Rows from a dataset>
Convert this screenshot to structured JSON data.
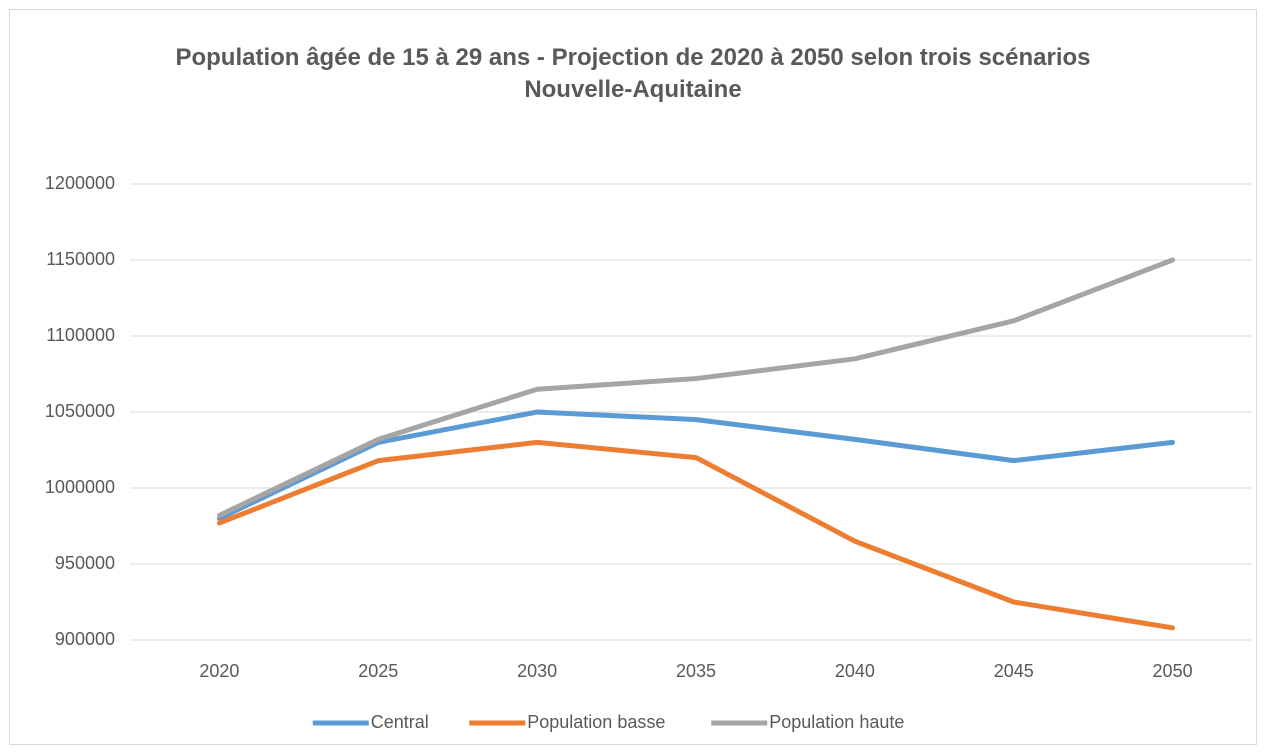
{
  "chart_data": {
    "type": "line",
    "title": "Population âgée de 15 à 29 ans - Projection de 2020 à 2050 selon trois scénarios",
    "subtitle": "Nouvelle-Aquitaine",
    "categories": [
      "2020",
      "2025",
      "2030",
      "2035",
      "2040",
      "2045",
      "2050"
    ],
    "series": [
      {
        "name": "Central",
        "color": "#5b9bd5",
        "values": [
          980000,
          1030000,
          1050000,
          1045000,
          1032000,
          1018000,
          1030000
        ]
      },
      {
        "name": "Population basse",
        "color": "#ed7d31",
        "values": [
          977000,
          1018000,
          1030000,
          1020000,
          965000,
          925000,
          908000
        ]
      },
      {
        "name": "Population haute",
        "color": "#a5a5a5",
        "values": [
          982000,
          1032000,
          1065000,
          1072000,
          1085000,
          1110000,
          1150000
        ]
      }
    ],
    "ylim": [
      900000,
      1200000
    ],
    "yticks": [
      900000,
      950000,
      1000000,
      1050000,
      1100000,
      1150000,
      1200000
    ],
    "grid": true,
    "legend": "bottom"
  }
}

---

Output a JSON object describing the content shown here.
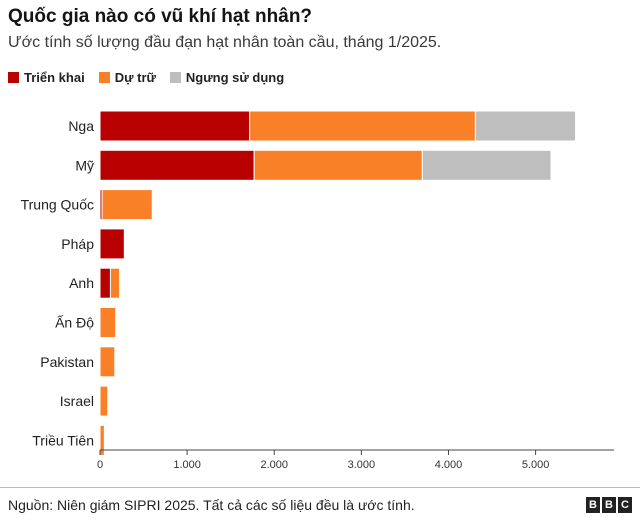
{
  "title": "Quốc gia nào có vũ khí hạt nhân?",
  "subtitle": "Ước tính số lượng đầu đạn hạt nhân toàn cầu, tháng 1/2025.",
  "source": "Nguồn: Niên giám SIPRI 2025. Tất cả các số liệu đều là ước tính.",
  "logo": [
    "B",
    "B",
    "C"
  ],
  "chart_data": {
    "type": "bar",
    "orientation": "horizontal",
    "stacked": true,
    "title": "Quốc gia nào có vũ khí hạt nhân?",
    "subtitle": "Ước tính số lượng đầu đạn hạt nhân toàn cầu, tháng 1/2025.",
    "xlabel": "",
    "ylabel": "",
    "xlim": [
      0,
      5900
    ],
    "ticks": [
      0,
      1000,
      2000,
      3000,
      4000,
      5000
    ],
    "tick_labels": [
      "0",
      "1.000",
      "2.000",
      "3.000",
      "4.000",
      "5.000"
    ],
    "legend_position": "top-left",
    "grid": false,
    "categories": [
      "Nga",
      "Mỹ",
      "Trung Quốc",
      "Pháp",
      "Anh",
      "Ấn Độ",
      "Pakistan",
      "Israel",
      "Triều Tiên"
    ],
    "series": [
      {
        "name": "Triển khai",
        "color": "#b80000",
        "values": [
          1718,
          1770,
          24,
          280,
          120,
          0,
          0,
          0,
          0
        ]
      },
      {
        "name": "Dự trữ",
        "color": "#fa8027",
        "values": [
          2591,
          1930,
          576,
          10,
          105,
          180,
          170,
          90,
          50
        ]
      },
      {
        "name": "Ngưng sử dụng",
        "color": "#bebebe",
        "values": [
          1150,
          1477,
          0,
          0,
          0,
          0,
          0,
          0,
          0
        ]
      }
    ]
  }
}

TASK TO COMPLETE> How many lines in the records above contain the word "color"? Give only the number.

ANSWER BELOW> 6